**Directions**
Without the pictures, can you quote each line below exactly?

▶

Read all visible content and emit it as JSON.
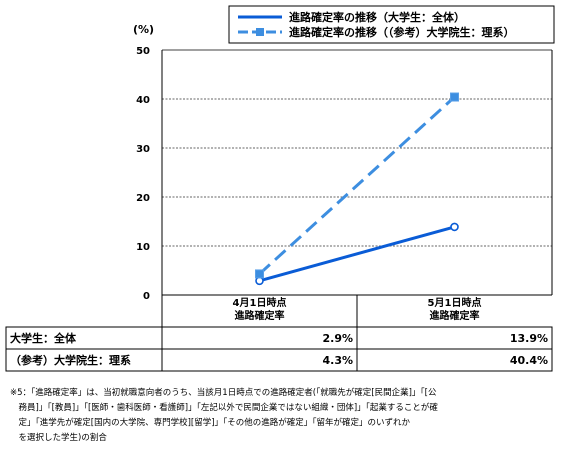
{
  "chart_data": {
    "type": "line",
    "unit_label": "(%)",
    "categories": [
      [
        "4月1日時点",
        "進路確定率"
      ],
      [
        "5月1日時点",
        "進路確定率"
      ]
    ],
    "ylim": [
      0,
      50
    ],
    "yticks": [
      0,
      10,
      20,
      30,
      40,
      50
    ],
    "grid": true,
    "legend_position": "top",
    "series": [
      {
        "name": "進路確定率の推移（大学生：全体）",
        "values": [
          2.9,
          13.9
        ],
        "color": "#0a5cd6",
        "dashed": false,
        "marker": "circle"
      },
      {
        "name": "進路確定率の推移（（参考）大学院生：理系）",
        "values": [
          4.3,
          40.4
        ],
        "color": "#3d8ee0",
        "dashed": true,
        "marker": "square"
      }
    ],
    "table": [
      {
        "label": "大学生：全体",
        "values": [
          "2.9%",
          "13.9%"
        ]
      },
      {
        "label": "（参考）大学院生：理系",
        "values": [
          "4.3%",
          "40.4%"
        ]
      }
    ]
  },
  "footnote": "※5：「進路確定率」は、当初就職意向者のうち、当該月1日時点での進路確定者(「就職先が確定[民間企業]」「[公\n　務員]」「[教員]」「[医師・歯科医師・看護師]」「左記以外で民間企業ではない組織・団体]」「起業することが確\n　定」「進学先が確定[国内の大学院、専門学校][留学]」「その他の進路が確定」「留年が確定」のいずれか\n　を選択した学生)の割合"
}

◀

**Correct result**
Read all visible content and emit it as JSON.
{
  "chart_data": {
    "type": "line",
    "unit_label": "(%)",
    "categories": [
      [
        "4月1日時点",
        "進路確定率"
      ],
      [
        "5月1日時点",
        "進路確定率"
      ]
    ],
    "ylim": [
      0,
      50
    ],
    "yticks": [
      0,
      10,
      20,
      30,
      40,
      50
    ],
    "grid": true,
    "legend_position": "top",
    "series": [
      {
        "name": "進路確定率の推移（大学生：全体）",
        "values": [
          2.9,
          13.9
        ],
        "color": "#0a5cd6",
        "dashed": false,
        "marker": "circle"
      },
      {
        "name": "進路確定率の推移（（参考）大学院生：理系）",
        "values": [
          4.3,
          40.4
        ],
        "color": "#3d8ee0",
        "dashed": true,
        "marker": "square"
      }
    ],
    "table": [
      {
        "label": "大学生：全体",
        "values": [
          "2.9%",
          "13.9%"
        ]
      },
      {
        "label": "（参考）大学院生：理系",
        "values": [
          "4.3%",
          "40.4%"
        ]
      }
    ]
  },
  "footnote": "※5：「進路確定率」は、当初就職意向者のうち、当該月1日時点での進路確定者(「就職先が確定[民間企業]」「[公\n　務員]」「[教員]」「[医師・歯科医師・看護師]」「左記以外で民間企業ではない組織・団体]」「起業することが確\n　定」「進学先が確定[国内の大学院、専門学校][留学]」「その他の進路が確定」「留年が確定」のいずれか\n　を選択した学生)の割合"
}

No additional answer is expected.